* Start Data for this exercise *

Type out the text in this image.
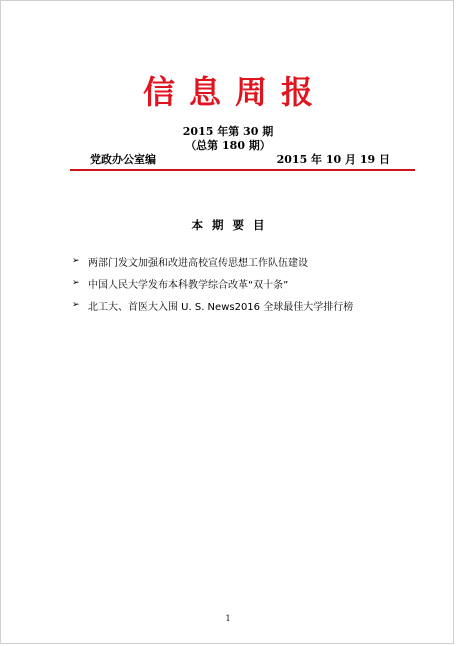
信息周报
2015 年第 30 期
（总第 180 期）
党政办公室编	2015 年 10 月 19 日
本期要目
➢ 两部门发文加强和改进高校宣传思想工作队伍建设
➢ 中国人民大学发布本科教学综合改革“双十条”
➢ 北工大、首医大入围 U. S. News2016 全球最佳大学排行榜
1
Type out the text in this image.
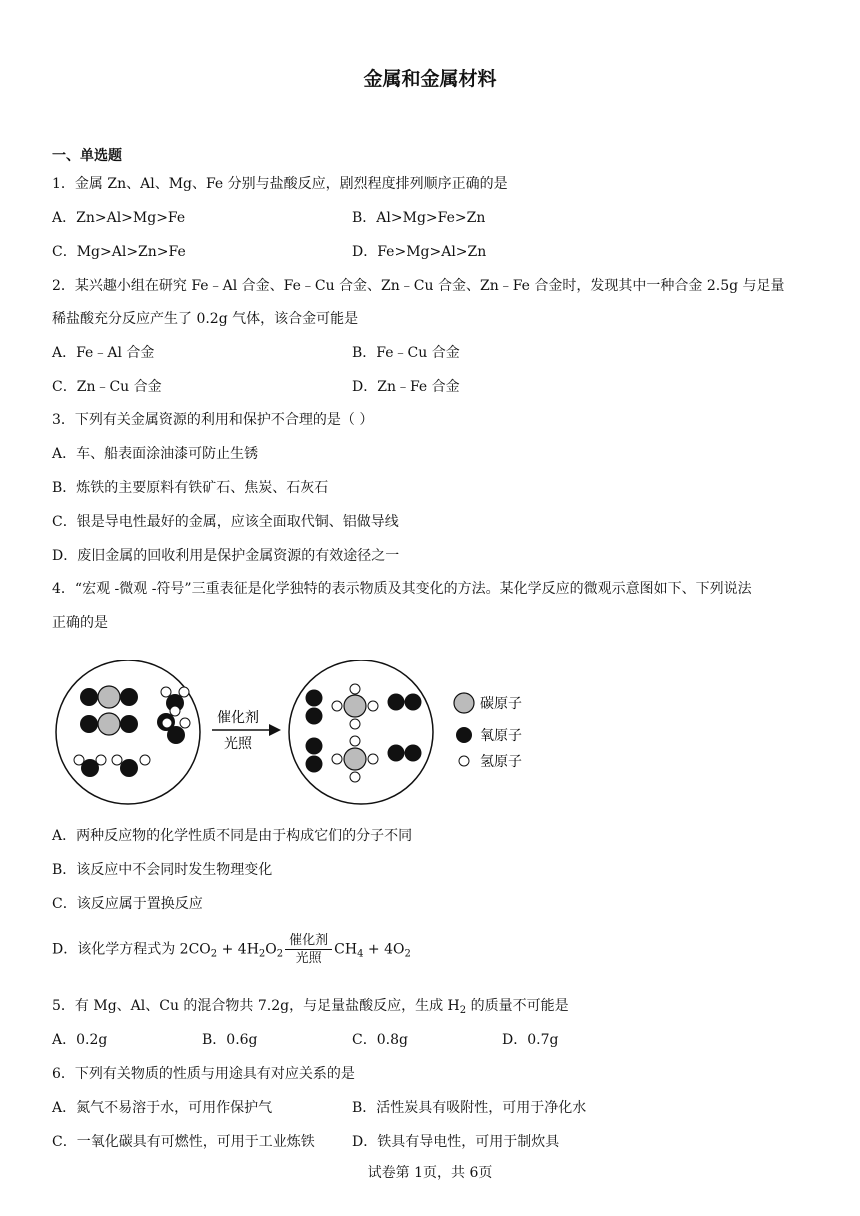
金属和金属材料
一、单选题
1．金属 Zn、Al、Mg、Fe 分别与盐酸反应，剧烈程度排列顺序正确的是
A．Zn>Al>Mg>Fe	B．Al>Mg>Fe>Zn
C．Mg>Al>Zn>Fe	D．Fe>Mg>Al>Zn
2．某兴趣小组在研究 Fe﹣Al 合金、Fe﹣Cu 合金、Zn﹣Cu 合金、Zn﹣Fe 合金时，发现其中一种合金 2.5g 与足量
稀盐酸充分反应产生了 0.2g 气体，该合金可能是
A．Fe﹣Al 合金	B．Fe﹣Cu 合金
C．Zn﹣Cu 合金	D．Zn﹣Fe 合金
3．下列有关金属资源的利用和保护不合理的是（ ）
A．车、船表面涂油漆可防止生锈
B．炼铁的主要原料有铁矿石、焦炭、石灰石
C．银是导电性最好的金属，应该全面取代铜、铝做导线
D．废旧金属的回收利用是保护金属资源的有效途径之一
4．“宏观 -微观 -符号”三重表征是化学独特的表示物质及其变化的方法。某化学反应的微观示意图如下、下列说法
正确的是
催化剂
光照
碳原子
氧原子
氢原子
A．两种反应物的化学性质不同是由于构成它们的分子不同
B．该反应中不会同时发生物理变化
C．该反应属于置换反应
D．该化学方程式为 $2CO_2 + 4H_2O_2 \frac{\text{催化剂}}{\text{光照}} CH_4 + 4O_2$
5．有 Mg、Al、Cu 的混合物共 7.2g，与足量盐酸反应，生成 $H_2$ 的质量不可能是
A．0.2g	B．0.6g	C．0.8g	D．0.7g
6．下列有关物质的性质与用途具有对应关系的是
A．氮气不易溶于水，可用作保护气	B．活性炭具有吸附性，可用于净化水
C．一氧化碳具有可燃性，可用于工业炼铁	D．铁具有导电性，可用于制炊具
试卷第 1页，共 6页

* End Data for this exercise *

● Task brief: Leave out the pictures and copy everything else in the records word for word.

● Solution to the problem:
Type out the text in this image.
信息周报
2015 年第 30 期
（总第 180 期）
党政办公室编	2015 年 10 月 19 日
本期要目
➢ 两部门发文加强和改进高校宣传思想工作队伍建设
➢ 中国人民大学发布本科教学综合改革“双十条”
➢ 北工大、首医大入围 U. S. News2016 全球最佳大学排行榜
1
Type out the text in this image.
金属和金属材料
一、单选题
1．金属 Zn、Al、Mg、Fe 分别与盐酸反应，剧烈程度排列顺序正确的是
A．Zn>Al>Mg>Fe	B．Al>Mg>Fe>Zn
C．Mg>Al>Zn>Fe	D．Fe>Mg>Al>Zn
2．某兴趣小组在研究 Fe﹣Al 合金、Fe﹣Cu 合金、Zn﹣Cu 合金、Zn﹣Fe 合金时，发现其中一种合金 2.5g 与足量
稀盐酸充分反应产生了 0.2g 气体，该合金可能是
A．Fe﹣Al 合金	B．Fe﹣Cu 合金
C．Zn﹣Cu 合金	D．Zn﹣Fe 合金
3．下列有关金属资源的利用和保护不合理的是（ ）
A．车、船表面涂油漆可防止生锈
B．炼铁的主要原料有铁矿石、焦炭、石灰石
C．银是导电性最好的金属，应该全面取代铜、铝做导线
D．废旧金属的回收利用是保护金属资源的有效途径之一
4．“宏观 -微观 -符号”三重表征是化学独特的表示物质及其变化的方法。某化学反应的微观示意图如下、下列说法
正确的是
催化剂
光照
碳原子
氧原子
氢原子
A．两种反应物的化学性质不同是由于构成它们的分子不同
B．该反应中不会同时发生物理变化
C．该反应属于置换反应
D．该化学方程式为 $2CO_2 + 4H_2O_2 \frac{\text{催化剂}}{\text{光照}} CH_4 + 4O_2$
5．有 Mg、Al、Cu 的混合物共 7.2g，与足量盐酸反应，生成 $H_2$ 的质量不可能是
A．0.2g	B．0.6g	C．0.8g	D．0.7g
6．下列有关物质的性质与用途具有对应关系的是
A．氮气不易溶于水，可用作保护气	B．活性炭具有吸附性，可用于净化水
C．一氧化碳具有可燃性，可用于工业炼铁	D．铁具有导电性，可用于制炊具
试卷第 1页，共 6页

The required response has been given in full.